***** SELECTION

OpenID is inherently insecure. It works by your site redirecting the user to their open ID provider site and then accepting an ID back from that site. This provides insecurities in both directions. You have to trust the ID that comes back (as you have no way of authenticating the user yourself) and it is easy to operate a proxy to the user’s open ID provider, that allows you to steal their username and password.
OpenID is fine for something like Stack Overflow, where it doesn’t really matter if someone impersonates you. Using OpenID for sites with more serious – on a personal level – content is extremely risky. If you use OpenID for your email for example, then anyone stealing your Id can access your email. They could then in turn send password reminder requests to other sites that you use in order to get passwords for those sites. In the worst case, you could use OpenID for a bank account, or have a bank that sends password reminders to your email account...
There are numerous other security problems with OpenID. You can find more information in "Privacy on the Internet".

**********
***** RAW DATA

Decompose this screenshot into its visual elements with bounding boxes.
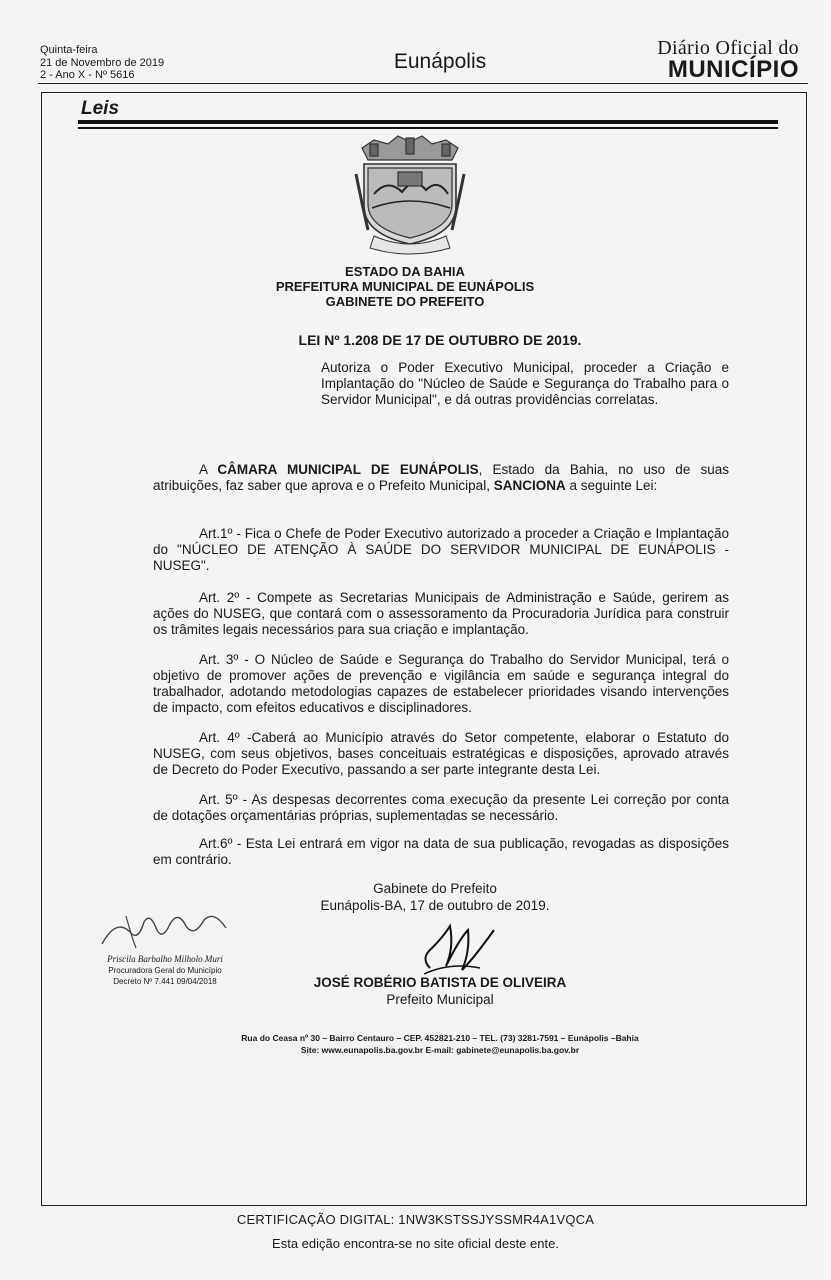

**********

TASK SET:
1. Using the passage on OpenID security, explain why relying on OpenID for an email account is risky.
2. According to the passage on OpenID security, what kind of site is OpenID fine for?
3. Continue the passage on OpenID security from where it stops.

ANSWERS BELOW:
1. Anyone who steals your ID can get into your email. From there they can send password reminder requests to other sites you use and obtain the passwords for those sites as well.

2. It is fine for something like Stack Overflow, where it doesn't really matter if someone impersonates you.

3.
OpenID does add another party to the authentication process which you must treat as a trusted component. It's quite similar in that regard to any application that allows account recovery by e-mail, but whereas your email messages are transmitted in cleartext, you may choose to communicate with OpenID providers only over verified HTTPS connections.
Review the Security Considerations section of the specification.
For a great description of the weak spots in OpenID and a demonstration of how a good OpenID provider can give an experience that's much more secure than the traditional easily-phished password, see this short video by Kim Cameron from his Identity Weblog.
OpenID can be made more secure if you choose to ignore all OpenID providers that do not support HTTPS
I think the main weakness of most OpenId providers is that they offer password recovery via e-mail. That reduces OpenId security to the security of my e-mail provider. If someone gets access to my e-mail account he can effectively steal my identity (with or without OpenId).
Using OpenId for authentication makes stealing ym identity just easier. Just get access to my e-mail account and reset my OpenId password. Nothing more to do (instead of 100 password reset requests, one for each of my accounts on the web).
Even worse, if the attacker changes my e-mail account's password it will be very hard for me to prove that I am the original owner of that OpenId account. The attacker might change the associated e-mail account to his one so I can't reset the password even if I get back my e-mail account later.
It might be enough to get acces to the password recovery e-mail my OpenId provider sends to steal my identity.
OpenId providers musst offer disabling e-mail password recovery and provide a more secure way to recover a lost password. Something based on postal address, passport or bank account (things I trust more than an e-mail account).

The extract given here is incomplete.